- [Task objective]: Locate the string "Fundo" throughout the material and copy every line in which it occurs.

##### Record excerpts

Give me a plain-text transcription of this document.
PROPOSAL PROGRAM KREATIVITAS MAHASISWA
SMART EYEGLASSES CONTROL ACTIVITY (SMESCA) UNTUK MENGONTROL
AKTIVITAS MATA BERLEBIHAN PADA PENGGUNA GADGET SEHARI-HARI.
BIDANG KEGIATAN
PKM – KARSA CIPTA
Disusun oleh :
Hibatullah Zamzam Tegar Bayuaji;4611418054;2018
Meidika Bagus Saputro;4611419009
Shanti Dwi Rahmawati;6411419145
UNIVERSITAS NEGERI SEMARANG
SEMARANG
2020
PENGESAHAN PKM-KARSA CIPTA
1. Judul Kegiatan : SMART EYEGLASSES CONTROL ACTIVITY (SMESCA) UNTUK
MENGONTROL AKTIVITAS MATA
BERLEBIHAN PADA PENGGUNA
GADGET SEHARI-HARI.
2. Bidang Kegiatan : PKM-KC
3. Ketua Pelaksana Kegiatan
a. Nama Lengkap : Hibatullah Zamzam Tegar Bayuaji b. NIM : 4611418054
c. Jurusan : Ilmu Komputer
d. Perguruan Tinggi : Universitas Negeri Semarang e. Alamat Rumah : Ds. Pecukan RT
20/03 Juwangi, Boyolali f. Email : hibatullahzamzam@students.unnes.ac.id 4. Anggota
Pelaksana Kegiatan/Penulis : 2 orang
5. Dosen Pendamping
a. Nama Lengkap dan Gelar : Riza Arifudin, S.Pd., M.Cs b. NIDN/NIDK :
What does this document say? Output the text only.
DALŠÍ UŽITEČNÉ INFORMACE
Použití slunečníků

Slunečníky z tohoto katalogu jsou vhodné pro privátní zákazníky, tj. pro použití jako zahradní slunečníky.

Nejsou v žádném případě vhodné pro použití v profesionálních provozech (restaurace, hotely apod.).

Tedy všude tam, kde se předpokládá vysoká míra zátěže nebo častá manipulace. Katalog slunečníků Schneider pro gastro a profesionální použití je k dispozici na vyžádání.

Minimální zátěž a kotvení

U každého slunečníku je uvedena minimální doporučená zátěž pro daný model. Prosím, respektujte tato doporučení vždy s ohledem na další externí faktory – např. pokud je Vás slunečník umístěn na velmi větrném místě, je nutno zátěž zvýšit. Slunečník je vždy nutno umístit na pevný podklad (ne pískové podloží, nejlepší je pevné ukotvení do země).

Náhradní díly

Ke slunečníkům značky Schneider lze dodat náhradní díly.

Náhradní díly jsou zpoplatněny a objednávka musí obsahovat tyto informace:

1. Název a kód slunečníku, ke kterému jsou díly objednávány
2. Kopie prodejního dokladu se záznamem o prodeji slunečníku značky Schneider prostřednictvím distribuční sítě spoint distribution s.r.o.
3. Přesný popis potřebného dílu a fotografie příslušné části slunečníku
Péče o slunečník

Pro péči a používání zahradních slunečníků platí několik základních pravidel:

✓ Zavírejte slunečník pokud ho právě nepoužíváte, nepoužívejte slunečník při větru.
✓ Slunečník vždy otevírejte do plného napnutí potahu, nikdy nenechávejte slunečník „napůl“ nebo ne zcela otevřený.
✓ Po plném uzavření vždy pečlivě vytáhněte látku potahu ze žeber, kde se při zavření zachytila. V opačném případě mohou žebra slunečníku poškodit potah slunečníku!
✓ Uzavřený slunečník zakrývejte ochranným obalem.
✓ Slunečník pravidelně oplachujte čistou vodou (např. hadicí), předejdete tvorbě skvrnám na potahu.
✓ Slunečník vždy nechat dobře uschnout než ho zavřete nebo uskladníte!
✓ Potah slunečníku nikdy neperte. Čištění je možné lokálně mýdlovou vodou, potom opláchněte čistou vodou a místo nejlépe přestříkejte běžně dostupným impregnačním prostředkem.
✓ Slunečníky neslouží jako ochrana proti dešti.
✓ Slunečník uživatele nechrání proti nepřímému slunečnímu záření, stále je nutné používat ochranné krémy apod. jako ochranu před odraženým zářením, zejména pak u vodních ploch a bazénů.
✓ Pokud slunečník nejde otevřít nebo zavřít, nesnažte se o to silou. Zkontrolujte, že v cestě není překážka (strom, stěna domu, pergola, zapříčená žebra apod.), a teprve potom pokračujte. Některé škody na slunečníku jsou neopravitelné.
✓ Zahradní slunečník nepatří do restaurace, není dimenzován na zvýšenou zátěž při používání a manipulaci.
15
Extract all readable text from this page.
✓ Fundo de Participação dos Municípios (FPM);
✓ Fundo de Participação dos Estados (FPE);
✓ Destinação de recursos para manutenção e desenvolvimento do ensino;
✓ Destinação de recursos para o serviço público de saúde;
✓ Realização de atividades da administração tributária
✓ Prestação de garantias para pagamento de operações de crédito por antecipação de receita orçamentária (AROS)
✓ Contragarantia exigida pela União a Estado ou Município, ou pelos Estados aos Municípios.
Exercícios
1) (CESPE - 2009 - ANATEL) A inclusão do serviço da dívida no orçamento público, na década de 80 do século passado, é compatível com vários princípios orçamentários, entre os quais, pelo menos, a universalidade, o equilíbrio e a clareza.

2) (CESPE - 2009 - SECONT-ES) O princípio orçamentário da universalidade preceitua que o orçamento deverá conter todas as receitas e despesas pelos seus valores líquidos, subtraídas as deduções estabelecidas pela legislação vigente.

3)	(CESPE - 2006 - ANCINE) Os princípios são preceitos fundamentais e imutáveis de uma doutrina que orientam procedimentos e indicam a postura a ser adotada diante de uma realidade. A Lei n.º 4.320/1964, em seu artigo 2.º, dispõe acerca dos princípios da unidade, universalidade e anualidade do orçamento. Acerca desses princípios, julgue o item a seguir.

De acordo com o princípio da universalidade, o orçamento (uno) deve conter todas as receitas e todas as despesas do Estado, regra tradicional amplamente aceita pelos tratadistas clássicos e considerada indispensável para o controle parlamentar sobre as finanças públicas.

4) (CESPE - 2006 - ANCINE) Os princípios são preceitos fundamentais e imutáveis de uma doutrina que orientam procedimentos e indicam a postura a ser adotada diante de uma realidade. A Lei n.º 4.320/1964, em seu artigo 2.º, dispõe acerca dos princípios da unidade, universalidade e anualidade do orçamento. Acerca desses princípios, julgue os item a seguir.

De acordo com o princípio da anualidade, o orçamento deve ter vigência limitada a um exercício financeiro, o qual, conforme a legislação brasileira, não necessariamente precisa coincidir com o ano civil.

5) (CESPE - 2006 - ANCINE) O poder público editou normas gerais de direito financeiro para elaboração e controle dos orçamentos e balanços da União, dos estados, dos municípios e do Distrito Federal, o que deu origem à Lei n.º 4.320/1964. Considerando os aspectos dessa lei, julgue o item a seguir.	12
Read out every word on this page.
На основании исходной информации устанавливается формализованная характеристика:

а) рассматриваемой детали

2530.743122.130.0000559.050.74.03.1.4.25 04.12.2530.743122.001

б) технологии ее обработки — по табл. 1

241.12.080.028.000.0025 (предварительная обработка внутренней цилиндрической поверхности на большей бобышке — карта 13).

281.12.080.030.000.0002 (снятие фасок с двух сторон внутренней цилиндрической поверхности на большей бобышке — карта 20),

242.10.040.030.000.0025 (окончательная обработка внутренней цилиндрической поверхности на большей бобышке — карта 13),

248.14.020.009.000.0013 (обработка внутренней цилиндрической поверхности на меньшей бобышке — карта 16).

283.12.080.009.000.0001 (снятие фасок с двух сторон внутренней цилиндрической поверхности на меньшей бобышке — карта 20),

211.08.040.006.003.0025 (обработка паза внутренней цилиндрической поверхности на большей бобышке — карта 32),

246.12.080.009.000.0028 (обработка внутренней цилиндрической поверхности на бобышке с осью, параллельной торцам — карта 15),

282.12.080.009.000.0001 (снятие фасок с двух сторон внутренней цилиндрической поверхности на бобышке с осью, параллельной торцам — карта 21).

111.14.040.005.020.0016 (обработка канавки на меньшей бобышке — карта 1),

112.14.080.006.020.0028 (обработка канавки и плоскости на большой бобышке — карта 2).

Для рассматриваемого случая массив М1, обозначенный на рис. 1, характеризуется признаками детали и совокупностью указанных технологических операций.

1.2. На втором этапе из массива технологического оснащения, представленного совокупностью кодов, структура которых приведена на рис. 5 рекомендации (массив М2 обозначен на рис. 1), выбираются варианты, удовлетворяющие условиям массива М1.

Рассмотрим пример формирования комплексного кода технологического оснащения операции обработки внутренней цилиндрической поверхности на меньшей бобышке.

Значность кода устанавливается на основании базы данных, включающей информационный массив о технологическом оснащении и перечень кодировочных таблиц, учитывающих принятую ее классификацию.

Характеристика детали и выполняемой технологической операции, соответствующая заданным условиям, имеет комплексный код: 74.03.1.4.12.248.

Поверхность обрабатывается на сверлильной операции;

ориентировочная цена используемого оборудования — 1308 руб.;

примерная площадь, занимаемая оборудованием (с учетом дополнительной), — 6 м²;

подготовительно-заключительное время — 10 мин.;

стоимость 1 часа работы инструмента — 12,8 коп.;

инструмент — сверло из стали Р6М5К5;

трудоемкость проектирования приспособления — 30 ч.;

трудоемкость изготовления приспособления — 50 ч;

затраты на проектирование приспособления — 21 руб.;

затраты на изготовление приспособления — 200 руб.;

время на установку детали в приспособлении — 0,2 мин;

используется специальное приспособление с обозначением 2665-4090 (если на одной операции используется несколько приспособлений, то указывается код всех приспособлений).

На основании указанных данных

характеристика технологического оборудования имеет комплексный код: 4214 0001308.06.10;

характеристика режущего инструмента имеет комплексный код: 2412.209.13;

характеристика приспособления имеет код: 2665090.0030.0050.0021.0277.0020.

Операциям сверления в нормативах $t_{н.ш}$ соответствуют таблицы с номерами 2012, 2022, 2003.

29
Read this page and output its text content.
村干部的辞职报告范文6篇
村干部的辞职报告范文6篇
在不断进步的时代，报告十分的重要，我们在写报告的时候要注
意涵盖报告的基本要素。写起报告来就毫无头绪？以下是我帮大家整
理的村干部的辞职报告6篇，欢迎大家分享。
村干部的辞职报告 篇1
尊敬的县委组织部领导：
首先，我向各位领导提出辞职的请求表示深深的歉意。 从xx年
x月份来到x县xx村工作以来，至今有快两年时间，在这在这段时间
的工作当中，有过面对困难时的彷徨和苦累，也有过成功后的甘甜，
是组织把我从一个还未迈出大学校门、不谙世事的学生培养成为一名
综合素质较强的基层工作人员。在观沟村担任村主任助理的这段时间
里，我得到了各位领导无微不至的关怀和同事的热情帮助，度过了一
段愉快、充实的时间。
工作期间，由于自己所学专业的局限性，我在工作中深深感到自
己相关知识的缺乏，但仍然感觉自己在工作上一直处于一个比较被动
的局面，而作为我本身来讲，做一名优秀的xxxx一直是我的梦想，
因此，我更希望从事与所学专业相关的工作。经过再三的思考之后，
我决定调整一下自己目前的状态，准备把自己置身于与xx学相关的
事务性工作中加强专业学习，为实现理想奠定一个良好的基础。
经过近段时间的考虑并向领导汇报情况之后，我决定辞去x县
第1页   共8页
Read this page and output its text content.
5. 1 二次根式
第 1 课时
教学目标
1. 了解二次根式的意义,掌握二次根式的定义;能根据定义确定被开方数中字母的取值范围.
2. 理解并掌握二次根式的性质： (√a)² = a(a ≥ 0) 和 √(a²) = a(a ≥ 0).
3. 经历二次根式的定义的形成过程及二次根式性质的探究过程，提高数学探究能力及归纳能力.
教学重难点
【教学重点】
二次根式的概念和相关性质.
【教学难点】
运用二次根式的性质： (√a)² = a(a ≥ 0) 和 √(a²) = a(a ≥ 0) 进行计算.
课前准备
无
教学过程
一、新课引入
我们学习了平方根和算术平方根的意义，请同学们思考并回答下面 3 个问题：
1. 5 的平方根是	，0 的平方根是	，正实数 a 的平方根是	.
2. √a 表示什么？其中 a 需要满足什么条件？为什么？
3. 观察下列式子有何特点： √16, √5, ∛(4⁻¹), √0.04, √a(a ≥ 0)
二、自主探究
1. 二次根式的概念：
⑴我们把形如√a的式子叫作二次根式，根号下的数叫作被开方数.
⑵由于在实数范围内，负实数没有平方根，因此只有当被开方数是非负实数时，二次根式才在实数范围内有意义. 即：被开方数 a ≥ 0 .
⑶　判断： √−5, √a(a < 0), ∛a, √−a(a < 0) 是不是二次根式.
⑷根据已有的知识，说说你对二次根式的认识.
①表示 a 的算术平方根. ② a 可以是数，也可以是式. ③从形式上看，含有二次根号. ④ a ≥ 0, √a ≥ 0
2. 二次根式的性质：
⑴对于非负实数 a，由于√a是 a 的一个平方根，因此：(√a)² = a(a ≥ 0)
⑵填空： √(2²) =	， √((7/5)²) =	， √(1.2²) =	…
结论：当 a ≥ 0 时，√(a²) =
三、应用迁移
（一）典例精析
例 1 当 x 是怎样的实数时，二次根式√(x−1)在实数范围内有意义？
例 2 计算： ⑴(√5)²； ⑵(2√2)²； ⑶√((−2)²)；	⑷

##########

- [Result of the task]:
✓ Fundo de Participação dos Municípios (FPM);
✓ Fundo de Participação dos Estados (FPE);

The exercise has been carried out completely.